- [Task set]:
[A] In the passage on Helen James's Air Force discharge, reproduce the wording from "On January 3, 2018, Legal" up to and including "is a lesbian.".
[B] Render this sentence from the passage on Helen James's Air Force discharge in Spanish: "Helen entered the military in 1952 as a radio operator on a base in Roslyn, N.Y., following in the footsteps of her father, who had served in the Army."
[C] Pick up the account of Helen James's Air Force discharge after its final sentence and keep writing.

On January 3, 2018, Legal Aid at Work, together with co-counsel WilmerHale, filed a federal lawsuit on behalf of Helen James, a ninety-year old veteran who was discharged from the Air Force in the 1950s because she is a lesbian.
More than six decades after the U.S Air Force discharged her, Helen James is still seeking the honors she earned. Helen entered the military in 1952 as a radio operator on a base in Roslyn, N.Y., following in the footsteps of her father, who had served in the Army. No one talked in those days about being a lesbian, Helen recalls, but she was grateful to have found a “community.” Everything changed when Helen and three friends were picked up on their way back from New York City one night and interrogated as part of what she now sees as a much larger effort to purge the military of lesbians and gay men. Helen received a “Dishonorable Discharge” and found herself suddenly unemployed, unable to return to the teaching career she’d started before joining the Air Force, and ineligible for veterans’ benefits. It took her more than 60 years to shake the shame and anxiety.

- [Extracted records]:

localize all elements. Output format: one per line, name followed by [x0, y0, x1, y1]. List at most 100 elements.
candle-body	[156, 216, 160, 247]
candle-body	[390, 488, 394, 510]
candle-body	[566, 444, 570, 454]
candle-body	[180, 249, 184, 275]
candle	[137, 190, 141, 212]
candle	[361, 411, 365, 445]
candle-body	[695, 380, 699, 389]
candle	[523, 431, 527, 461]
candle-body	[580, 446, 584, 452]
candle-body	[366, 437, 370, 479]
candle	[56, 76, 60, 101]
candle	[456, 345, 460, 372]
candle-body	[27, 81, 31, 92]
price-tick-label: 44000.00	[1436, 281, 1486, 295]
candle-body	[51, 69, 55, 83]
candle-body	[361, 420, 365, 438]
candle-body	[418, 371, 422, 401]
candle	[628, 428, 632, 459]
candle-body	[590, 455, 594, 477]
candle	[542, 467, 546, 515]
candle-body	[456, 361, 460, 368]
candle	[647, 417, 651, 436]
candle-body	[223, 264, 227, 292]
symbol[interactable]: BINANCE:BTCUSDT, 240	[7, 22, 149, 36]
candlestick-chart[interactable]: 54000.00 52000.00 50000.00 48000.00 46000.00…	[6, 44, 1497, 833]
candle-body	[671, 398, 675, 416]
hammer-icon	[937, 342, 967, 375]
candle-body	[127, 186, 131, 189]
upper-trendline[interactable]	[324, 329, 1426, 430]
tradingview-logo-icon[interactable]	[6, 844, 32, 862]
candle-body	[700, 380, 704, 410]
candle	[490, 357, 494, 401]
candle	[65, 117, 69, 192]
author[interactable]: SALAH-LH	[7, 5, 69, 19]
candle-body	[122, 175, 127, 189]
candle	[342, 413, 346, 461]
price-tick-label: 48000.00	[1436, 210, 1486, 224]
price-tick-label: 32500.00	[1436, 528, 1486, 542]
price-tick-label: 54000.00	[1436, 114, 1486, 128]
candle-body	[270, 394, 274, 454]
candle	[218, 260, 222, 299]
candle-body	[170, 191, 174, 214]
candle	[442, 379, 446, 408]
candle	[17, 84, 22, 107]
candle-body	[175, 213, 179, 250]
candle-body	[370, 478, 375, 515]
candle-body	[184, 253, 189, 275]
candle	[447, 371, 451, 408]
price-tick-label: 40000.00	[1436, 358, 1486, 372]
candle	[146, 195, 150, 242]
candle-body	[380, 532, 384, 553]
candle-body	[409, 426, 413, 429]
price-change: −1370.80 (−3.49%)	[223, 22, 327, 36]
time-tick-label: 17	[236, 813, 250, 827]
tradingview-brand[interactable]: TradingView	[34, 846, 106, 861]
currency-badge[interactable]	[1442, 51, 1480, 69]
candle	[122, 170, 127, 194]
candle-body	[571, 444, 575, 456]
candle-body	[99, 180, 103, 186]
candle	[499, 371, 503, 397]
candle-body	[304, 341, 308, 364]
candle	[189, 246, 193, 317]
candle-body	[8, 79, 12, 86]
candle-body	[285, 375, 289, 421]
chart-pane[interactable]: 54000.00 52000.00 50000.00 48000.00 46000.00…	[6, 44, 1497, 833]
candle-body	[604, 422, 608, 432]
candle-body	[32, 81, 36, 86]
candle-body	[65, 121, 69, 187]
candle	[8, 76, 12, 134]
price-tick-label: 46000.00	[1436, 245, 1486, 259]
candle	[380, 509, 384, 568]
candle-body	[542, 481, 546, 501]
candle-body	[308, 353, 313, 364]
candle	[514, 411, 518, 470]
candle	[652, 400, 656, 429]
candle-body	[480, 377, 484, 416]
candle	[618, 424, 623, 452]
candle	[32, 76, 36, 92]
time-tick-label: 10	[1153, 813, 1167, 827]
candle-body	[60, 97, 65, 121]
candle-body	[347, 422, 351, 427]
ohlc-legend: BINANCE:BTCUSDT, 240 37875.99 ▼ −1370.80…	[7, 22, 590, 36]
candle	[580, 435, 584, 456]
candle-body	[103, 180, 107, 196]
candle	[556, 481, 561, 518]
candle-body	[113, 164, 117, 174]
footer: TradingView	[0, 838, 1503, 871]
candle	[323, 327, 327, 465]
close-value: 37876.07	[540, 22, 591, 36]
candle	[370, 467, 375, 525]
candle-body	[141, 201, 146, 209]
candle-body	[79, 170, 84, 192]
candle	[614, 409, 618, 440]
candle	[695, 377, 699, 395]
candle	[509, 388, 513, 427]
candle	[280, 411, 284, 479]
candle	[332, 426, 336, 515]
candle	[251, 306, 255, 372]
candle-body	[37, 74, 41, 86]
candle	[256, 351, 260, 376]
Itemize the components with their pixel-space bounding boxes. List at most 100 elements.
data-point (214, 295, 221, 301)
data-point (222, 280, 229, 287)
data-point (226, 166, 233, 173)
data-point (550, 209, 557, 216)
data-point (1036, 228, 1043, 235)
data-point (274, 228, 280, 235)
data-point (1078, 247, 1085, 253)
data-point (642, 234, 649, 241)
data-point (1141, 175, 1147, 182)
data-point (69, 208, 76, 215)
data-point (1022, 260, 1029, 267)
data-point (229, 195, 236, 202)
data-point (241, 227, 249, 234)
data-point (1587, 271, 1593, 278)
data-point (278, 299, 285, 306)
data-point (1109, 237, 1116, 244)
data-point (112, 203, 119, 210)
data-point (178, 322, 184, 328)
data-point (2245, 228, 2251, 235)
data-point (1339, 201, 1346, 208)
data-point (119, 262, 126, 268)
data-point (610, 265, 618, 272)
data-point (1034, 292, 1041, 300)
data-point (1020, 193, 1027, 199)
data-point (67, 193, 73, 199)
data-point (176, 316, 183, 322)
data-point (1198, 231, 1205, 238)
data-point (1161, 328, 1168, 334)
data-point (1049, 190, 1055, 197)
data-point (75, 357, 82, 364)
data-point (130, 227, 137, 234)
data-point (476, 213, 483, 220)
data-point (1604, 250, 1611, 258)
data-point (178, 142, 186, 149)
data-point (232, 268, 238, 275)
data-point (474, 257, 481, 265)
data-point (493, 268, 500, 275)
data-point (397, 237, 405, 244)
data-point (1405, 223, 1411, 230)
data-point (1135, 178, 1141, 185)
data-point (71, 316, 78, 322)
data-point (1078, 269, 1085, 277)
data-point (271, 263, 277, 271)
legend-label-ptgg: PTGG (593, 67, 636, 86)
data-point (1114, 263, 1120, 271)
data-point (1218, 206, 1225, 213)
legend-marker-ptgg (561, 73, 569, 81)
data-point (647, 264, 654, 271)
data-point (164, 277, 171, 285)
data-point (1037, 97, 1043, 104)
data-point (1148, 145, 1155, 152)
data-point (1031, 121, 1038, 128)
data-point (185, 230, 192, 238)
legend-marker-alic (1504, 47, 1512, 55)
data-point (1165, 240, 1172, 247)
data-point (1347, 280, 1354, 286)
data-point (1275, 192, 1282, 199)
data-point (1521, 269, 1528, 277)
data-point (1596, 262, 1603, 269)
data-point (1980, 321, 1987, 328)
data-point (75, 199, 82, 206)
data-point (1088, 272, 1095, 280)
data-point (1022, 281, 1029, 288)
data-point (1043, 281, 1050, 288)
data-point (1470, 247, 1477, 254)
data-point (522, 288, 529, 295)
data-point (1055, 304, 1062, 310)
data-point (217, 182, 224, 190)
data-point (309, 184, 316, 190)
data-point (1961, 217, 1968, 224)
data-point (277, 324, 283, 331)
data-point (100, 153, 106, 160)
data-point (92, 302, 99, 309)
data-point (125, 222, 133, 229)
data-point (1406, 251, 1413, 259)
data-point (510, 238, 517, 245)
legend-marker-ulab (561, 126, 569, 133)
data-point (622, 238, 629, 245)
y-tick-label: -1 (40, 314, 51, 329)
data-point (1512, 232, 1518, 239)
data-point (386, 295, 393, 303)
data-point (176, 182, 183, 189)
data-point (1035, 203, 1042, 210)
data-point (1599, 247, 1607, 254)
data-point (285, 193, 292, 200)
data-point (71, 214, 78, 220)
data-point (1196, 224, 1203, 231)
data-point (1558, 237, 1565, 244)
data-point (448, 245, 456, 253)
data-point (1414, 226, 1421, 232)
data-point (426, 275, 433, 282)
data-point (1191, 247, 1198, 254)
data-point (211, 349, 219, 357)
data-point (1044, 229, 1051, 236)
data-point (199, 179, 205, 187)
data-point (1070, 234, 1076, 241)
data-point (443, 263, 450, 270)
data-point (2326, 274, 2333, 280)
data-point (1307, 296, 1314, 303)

- [Response list]:
[A]
On January 3, 2018, Legal Aid at Work, together with co-counsel WilmerHale, filed a federal lawsuit on behalf of Helen James, a ninety-year old veteran who was discharged from the Air Force in the 1950s because she is a lesbian.

[B] Helen ingresó en las fuerzas armadas en 1952 como operadora de radio en una base en Roslyn, N.Y., siguiendo los pasos de su padre, que había servido en el Ejército.

[C]
Helen is among thousands of lesbian and gay veterans whose papers were not automatically corrected when “Don’t Ask Don’t Tell” was repealed in 2011. Helen, along with legal counsel, has been trying to correct her Air Force records so that she has the honorable discharge she deserves. The federal lawsuit filed against the Air Force in the Eastern District of California, Case No. 18-cv-11-DAD-EPG, seeks to have the Air Force rule on Helen’s petition for a discharge upgrade (which has been pending for nearly two years) to allow Helen to receive certain veterans benefits and services to which she should be entitled.
Helen is represented by WilmerHale lawyers Jonathan Cedarbaum and Chris Megaw as well as Legal Aid at Work attorneys Cacilia Kim and Elizabeth Kristen.